--- Directions ---
Reproduce the passage on the Koubachi plant sensor, from "I will show" up to and including "it needs to be taken care of.".

Timothy: Sensors are a big deal at CES this year. They are small devices that track everything from the location of your pets to how many steps you have taken today. I talked to Philipp Bolliger. He has founded a company called Koubachi AG. It is a Swiss company and they are only selling one product right now. It is a small sensor that can detect certain parameters of plant health and wirelessly transmit that information to your computer. Bolliger is an engineer by trade with computer background, but he says he does not have a green thumb.

Philipp: Koubachi is a plant care assistant that tells you when and how to care for your plants. It is an iPhone app that you can download in the App Store. You can use it on your iPhone or your iPad; if you don’t have an iPad you can also use the web app which works on Linux, Android all the different devices. And what Koubachi does is: It sends you a push notification or an email when your plant needs to be taken care of. So you don’t have to worry anymore about how to take care of your plant; Koubachi will just tell you. You can get started for free. Just download the app, choose your plants from the large library, we have all the plant types in here.

I will show it again. So in the library, all the plant types are in here; if you don’t know how to do that, if you don’t know the name, we also have a wizard which helps you do that. Once you find out what your plant is, you just set it up once and you get notifications right away. If you have a precious plant or a more expensive plant, you maybe want to add the sensor. The Wi-Fi plant sensor that we developed measures the soil moisture, the light intensity and the temperature. The cool thing about it is: It is battery powered but it is Wi-Fi. So you just put it into the plant, you set it up once, and it measures these three things continuously. So it continuously measures all of that. And no matter where you are in the world, we know the vitality status of your plant and send you a notification whenever it needs to be taken care of.

--- Extracted data ---

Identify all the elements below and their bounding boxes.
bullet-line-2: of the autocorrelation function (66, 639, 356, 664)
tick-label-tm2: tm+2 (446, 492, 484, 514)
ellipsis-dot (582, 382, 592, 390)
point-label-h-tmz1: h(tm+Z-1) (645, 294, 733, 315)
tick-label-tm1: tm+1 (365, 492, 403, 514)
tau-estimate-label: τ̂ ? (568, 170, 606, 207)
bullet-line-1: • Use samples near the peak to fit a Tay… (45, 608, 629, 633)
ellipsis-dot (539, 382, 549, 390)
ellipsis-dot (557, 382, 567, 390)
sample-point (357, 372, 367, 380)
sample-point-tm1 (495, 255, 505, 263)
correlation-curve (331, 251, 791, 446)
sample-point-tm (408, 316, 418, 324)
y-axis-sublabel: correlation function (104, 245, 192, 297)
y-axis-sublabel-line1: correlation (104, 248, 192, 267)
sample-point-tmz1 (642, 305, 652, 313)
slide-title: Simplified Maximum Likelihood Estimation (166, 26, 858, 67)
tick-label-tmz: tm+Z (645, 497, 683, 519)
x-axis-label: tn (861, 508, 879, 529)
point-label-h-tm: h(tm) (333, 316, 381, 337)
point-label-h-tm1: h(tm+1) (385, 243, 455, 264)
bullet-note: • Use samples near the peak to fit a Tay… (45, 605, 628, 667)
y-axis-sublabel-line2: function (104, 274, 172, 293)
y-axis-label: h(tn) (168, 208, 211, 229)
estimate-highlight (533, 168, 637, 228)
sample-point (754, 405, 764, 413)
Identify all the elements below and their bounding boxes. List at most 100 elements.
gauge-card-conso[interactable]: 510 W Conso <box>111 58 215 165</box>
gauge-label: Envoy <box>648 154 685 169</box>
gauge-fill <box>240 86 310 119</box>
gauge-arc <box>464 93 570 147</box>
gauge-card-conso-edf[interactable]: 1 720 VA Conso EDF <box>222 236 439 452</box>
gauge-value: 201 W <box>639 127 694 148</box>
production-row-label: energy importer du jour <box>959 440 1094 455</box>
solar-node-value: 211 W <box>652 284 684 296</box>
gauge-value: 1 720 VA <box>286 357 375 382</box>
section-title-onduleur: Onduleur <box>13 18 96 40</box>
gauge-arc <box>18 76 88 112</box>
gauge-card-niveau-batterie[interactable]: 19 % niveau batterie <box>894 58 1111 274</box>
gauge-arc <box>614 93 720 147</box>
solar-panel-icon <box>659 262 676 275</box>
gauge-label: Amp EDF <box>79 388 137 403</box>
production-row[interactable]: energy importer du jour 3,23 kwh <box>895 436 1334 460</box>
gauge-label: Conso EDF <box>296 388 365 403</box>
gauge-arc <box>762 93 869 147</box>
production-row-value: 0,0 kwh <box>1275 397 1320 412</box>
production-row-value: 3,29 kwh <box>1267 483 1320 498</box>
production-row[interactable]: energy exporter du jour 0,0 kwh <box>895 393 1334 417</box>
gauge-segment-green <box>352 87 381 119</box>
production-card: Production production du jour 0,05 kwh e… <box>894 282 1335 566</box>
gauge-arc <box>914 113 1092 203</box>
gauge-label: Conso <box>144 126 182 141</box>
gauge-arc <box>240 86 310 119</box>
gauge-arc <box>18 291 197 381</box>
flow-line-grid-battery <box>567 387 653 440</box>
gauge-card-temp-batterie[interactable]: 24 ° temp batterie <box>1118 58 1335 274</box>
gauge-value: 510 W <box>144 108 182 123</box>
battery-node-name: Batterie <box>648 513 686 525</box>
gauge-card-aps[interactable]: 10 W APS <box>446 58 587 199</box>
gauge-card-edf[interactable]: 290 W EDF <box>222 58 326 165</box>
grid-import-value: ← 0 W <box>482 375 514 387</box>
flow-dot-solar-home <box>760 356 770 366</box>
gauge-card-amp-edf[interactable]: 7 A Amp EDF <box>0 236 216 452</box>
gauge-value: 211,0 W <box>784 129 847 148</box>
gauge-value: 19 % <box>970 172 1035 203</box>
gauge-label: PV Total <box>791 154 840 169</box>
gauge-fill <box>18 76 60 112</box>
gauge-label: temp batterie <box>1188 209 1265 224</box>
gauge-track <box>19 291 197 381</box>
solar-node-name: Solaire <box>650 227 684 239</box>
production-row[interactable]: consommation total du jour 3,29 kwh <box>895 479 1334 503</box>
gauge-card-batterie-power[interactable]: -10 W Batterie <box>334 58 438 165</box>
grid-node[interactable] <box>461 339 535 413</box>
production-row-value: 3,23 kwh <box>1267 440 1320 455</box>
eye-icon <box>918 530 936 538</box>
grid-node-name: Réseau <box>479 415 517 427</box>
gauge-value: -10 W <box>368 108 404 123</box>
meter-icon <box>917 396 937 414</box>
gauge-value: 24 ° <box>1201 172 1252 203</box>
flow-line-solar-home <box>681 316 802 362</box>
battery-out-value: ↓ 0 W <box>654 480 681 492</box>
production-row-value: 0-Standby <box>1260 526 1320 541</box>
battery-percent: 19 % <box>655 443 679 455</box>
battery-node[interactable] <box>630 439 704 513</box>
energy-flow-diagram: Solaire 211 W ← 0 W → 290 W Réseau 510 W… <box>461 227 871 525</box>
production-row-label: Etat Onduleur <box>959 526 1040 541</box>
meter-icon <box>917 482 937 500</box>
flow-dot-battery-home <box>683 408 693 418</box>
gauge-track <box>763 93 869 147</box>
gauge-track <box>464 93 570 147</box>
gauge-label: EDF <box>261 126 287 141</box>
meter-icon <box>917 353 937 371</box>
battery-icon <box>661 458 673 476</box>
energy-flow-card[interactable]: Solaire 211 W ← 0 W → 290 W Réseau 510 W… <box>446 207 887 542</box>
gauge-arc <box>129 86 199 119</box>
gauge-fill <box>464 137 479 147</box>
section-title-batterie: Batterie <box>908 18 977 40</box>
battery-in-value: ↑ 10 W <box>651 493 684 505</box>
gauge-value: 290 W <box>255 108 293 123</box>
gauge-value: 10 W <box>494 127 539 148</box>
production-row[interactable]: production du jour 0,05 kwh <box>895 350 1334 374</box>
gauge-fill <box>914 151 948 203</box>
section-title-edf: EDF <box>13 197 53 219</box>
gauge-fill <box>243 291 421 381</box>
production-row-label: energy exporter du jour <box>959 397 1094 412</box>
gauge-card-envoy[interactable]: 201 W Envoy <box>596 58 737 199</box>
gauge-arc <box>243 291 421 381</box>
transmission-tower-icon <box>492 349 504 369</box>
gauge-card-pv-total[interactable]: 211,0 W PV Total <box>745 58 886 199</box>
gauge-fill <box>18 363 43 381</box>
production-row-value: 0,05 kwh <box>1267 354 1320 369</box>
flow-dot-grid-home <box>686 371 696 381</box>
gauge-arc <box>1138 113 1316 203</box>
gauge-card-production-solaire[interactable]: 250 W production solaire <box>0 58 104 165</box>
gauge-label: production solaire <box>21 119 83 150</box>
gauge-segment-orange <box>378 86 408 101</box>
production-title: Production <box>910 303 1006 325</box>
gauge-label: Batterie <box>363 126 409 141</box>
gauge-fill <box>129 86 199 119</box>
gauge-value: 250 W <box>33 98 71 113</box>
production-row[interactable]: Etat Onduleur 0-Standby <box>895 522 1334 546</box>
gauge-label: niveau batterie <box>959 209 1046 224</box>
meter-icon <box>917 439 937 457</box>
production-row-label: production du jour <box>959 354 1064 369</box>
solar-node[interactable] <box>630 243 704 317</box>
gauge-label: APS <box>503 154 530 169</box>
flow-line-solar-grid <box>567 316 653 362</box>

--- Written response ---
I will show it again. So in the library, all the plant types are in here; if you don’t know how to do that, if you don’t know the name, we also have a wizard which helps you do that. Once you find out what your plant is, you just set it up once and you get notifications right away. If you have a precious plant or a more expensive plant, you maybe want to add the sensor. The Wi-Fi plant sensor that we developed measures the soil moisture, the light intensity and the temperature. The cool thing about it is: It is battery powered but it is Wi-Fi. So you just put it into the plant, you set it up once, and it measures these three things continuously. So it continuously measures all of that. And no matter where you are in the world, we know the vitality status of your plant and send you a notification whenever it needs to be taken care of.